## WHAT NEEDS TO BE DONE
Copy the lines that follow, keeping every character the same.
* Start DATA ROWS *
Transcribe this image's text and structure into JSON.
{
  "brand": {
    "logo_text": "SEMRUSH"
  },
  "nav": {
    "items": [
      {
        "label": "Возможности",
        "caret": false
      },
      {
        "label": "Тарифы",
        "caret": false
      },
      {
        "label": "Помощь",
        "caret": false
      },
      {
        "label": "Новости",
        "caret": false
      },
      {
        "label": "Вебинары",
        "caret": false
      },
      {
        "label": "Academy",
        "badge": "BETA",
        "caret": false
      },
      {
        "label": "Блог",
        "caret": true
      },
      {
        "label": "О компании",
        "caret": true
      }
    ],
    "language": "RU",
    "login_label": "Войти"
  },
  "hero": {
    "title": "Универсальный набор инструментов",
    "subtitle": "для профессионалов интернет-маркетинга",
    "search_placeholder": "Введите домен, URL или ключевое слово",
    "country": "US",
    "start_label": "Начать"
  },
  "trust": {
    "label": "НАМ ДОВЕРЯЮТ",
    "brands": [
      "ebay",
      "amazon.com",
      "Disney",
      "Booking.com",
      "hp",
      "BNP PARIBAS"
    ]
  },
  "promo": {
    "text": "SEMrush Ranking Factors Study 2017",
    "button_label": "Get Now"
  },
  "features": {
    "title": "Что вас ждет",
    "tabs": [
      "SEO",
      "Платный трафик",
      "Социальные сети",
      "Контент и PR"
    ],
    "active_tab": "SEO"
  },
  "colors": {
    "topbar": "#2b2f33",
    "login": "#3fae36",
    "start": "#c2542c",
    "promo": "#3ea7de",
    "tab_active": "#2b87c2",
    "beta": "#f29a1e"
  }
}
* End DATA ROWS *
## IN RESPONSE
Transcribe this image's text and structure into JSON.
{
  "brand": {
    "logo_text": "SEMRUSH"
  },
  "nav": {
    "items": [
      {
        "label": "Возможности",
        "caret": false
      },
      {
        "label": "Тарифы",
        "caret": false
      },
      {
        "label": "Помощь",
        "caret": false
      },
      {
        "label": "Новости",
        "caret": false
      },
      {
        "label": "Вебинары",
        "caret": false
      },
      {
        "label": "Academy",
        "badge": "BETA",
        "caret": false
      },
      {
        "label": "Блог",
        "caret": true
      },
      {
        "label": "О компании",
        "caret": true
      }
    ],
    "language": "RU",
    "login_label": "Войти"
  },
  "hero": {
    "title": "Универсальный набор инструментов",
    "subtitle": "для профессионалов интернет-маркетинга",
    "search_placeholder": "Введите домен, URL или ключевое слово",
    "country": "US",
    "start_label": "Начать"
  },
  "trust": {
    "label": "НАМ ДОВЕРЯЮТ",
    "brands": [
      "ebay",
      "amazon.com",
      "Disney",
      "Booking.com",
      "hp",
      "BNP PARIBAS"
    ]
  },
  "promo": {
    "text": "SEMrush Ranking Factors Study 2017",
    "button_label": "Get Now"
  },
  "features": {
    "title": "Что вас ждет",
    "tabs": [
      "SEO",
      "Платный трафик",
      "Социальные сети",
      "Контент и PR"
    ],
    "active_tab": "SEO"
  },
  "colors": {
    "topbar": "#2b2f33",
    "login": "#3fae36",
    "start": "#c2542c",
    "promo": "#3ea7de",
    "tab_active": "#2b87c2",
    "beta": "#f29a1e"
  }
}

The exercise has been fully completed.